WHAT THIS TASK INVOLVES ::
Repeat the material exactly, every line of it.

ENTRIES ::
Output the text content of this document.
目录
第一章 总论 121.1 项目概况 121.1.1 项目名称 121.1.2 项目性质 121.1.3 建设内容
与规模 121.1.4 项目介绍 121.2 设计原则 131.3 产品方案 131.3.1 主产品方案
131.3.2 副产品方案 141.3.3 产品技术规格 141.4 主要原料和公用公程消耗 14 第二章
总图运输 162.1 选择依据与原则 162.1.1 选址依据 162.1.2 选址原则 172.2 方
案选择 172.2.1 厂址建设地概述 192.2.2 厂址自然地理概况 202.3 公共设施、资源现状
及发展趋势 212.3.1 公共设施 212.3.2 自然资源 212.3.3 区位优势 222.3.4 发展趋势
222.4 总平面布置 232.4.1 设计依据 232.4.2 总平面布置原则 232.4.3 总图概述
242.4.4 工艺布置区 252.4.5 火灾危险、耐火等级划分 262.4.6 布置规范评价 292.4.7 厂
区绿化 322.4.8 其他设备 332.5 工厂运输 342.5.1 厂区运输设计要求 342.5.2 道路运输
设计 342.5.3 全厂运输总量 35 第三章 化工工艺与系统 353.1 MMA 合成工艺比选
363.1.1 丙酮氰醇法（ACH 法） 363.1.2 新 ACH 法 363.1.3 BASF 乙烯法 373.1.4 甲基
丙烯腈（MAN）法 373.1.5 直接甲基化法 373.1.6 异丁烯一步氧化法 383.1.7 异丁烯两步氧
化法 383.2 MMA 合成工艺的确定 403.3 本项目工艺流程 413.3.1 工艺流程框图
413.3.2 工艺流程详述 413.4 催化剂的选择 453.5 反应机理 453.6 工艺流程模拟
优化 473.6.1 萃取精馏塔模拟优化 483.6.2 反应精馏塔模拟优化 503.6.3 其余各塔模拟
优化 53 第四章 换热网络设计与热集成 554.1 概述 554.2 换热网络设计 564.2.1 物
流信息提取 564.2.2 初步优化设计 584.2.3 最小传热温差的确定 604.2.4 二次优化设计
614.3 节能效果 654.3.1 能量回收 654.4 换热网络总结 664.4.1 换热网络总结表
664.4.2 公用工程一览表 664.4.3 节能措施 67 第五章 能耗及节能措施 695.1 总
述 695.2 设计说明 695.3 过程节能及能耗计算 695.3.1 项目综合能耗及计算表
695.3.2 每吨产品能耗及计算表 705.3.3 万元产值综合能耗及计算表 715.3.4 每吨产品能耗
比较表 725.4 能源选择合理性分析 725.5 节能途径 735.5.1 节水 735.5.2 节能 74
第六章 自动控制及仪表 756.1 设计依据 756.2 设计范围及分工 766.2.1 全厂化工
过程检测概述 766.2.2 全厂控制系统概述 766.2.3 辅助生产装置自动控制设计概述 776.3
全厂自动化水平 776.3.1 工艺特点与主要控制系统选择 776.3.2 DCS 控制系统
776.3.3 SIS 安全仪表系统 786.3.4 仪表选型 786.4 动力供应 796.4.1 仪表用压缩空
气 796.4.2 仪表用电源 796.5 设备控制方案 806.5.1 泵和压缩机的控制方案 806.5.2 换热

FULL ANSWER ::
Output the text content of this document.
目录
第一章 总论 121.1 项目概况 121.1.1 项目名称 121.1.2 项目性质 121.1.3 建设内容
与规模 121.1.4 项目介绍 121.2 设计原则 131.3 产品方案 131.3.1 主产品方案
131.3.2 副产品方案 141.3.3 产品技术规格 141.4 主要原料和公用公程消耗 14 第二章
总图运输 162.1 选择依据与原则 162.1.1 选址依据 162.1.2 选址原则 172.2 方
案选择 172.2.1 厂址建设地概述 192.2.2 厂址自然地理概况 202.3 公共设施、资源现状
及发展趋势 212.3.1 公共设施 212.3.2 自然资源 212.3.3 区位优势 222.3.4 发展趋势
222.4 总平面布置 232.4.1 设计依据 232.4.2 总平面布置原则 232.4.3 总图概述
242.4.4 工艺布置区 252.4.5 火灾危险、耐火等级划分 262.4.6 布置规范评价 292.4.7 厂
区绿化 322.4.8 其他设备 332.5 工厂运输 342.5.1 厂区运输设计要求 342.5.2 道路运输
设计 342.5.3 全厂运输总量 35 第三章 化工工艺与系统 353.1 MMA 合成工艺比选
363.1.1 丙酮氰醇法（ACH 法） 363.1.2 新 ACH 法 363.1.3 BASF 乙烯法 373.1.4 甲基
丙烯腈（MAN）法 373.1.5 直接甲基化法 373.1.6 异丁烯一步氧化法 383.1.7 异丁烯两步氧
化法 383.2 MMA 合成工艺的确定 403.3 本项目工艺流程 413.3.1 工艺流程框图
413.3.2 工艺流程详述 413.4 催化剂的选择 453.5 反应机理 453.6 工艺流程模拟
优化 473.6.1 萃取精馏塔模拟优化 483.6.2 反应精馏塔模拟优化 503.6.3 其余各塔模拟
优化 53 第四章 换热网络设计与热集成 554.1 概述 554.2 换热网络设计 564.2.1 物
流信息提取 564.2.2 初步优化设计 584.2.3 最小传热温差的确定 604.2.4 二次优化设计
614.3 节能效果 654.3.1 能量回收 654.4 换热网络总结 664.4.1 换热网络总结表
664.4.2 公用工程一览表 664.4.3 节能措施 67 第五章 能耗及节能措施 695.1 总
述 695.2 设计说明 695.3 过程节能及能耗计算 695.3.1 项目综合能耗及计算表
695.3.2 每吨产品能耗及计算表 705.3.3 万元产值综合能耗及计算表 715.3.4 每吨产品能耗
比较表 725.4 能源选择合理性分析 725.5 节能途径 735.5.1 节水 735.5.2 节能 74
第六章 自动控制及仪表 756.1 设计依据 756.2 设计范围及分工 766.2.1 全厂化工
过程检测概述 766.2.2 全厂控制系统概述 766.2.3 辅助生产装置自动控制设计概述 776.3
全厂自动化水平 776.3.1 工艺特点与主要控制系统选择 776.3.2 DCS 控制系统
776.3.3 SIS 安全仪表系统 786.3.4 仪表选型 786.4 动力供应 796.4.1 仪表用压缩空
气 796.4.2 仪表用电源 796.5 设备控制方案 806.5.1 泵和压缩机的控制方案 806.5.2 换热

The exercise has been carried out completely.